---- Data entries

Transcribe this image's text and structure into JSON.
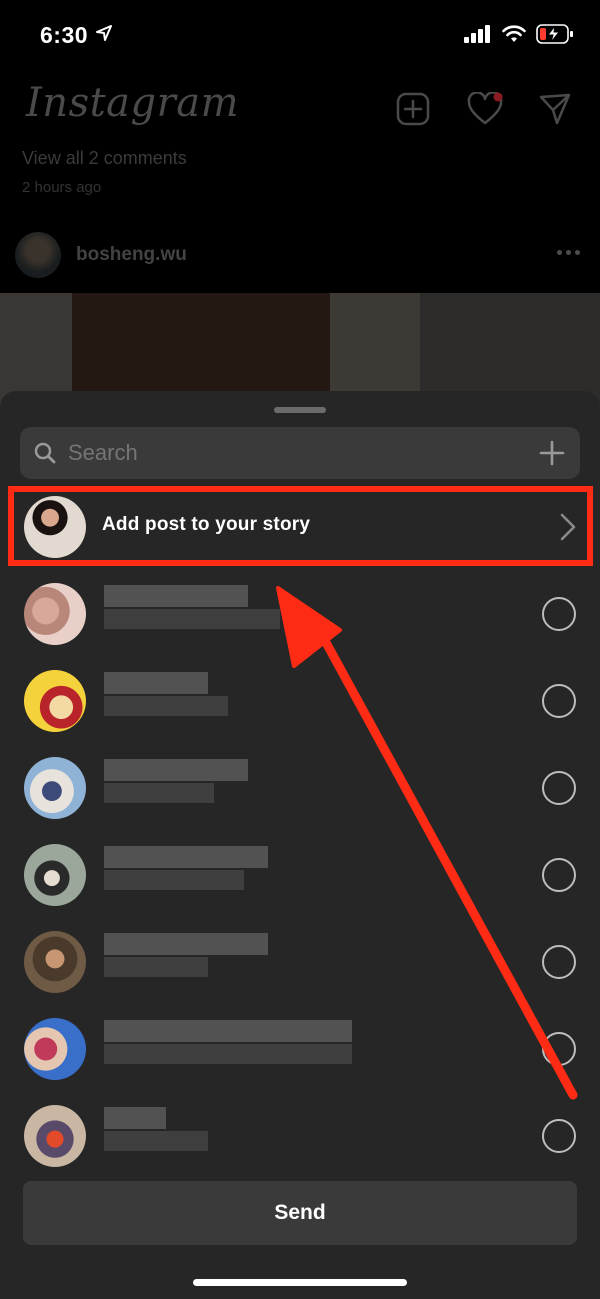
{
  "status_bar": {
    "time": "6:30"
  },
  "feed": {
    "logo_text": "Instagram",
    "comments_link": "View all 2 comments",
    "post_time": "2 hours ago",
    "post_username": "bosheng.wu"
  },
  "share_sheet": {
    "search_placeholder": "Search",
    "story_row_label": "Add post to your story",
    "send_label": "Send",
    "contacts_count_visible": 7
  },
  "colors": {
    "annotation": "#ff2b14",
    "sheet_bg": "#262626",
    "control_bg": "#3a3a3a"
  }
}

--------

Written problem: Repeat all of the entries word for word, but omit the pictures.

Answer to this problem:
Transcribe this image's text and structure into JSON.
{
  "status_bar": {
    "time": "6:30"
  },
  "feed": {
    "logo_text": "Instagram",
    "comments_link": "View all 2 comments",
    "post_time": "2 hours ago",
    "post_username": "bosheng.wu"
  },
  "share_sheet": {
    "search_placeholder": "Search",
    "story_row_label": "Add post to your story",
    "send_label": "Send",
    "contacts_count_visible": 7
  },
  "colors": {
    "annotation": "#ff2b14",
    "sheet_bg": "#262626",
    "control_bg": "#3a3a3a"
  }
}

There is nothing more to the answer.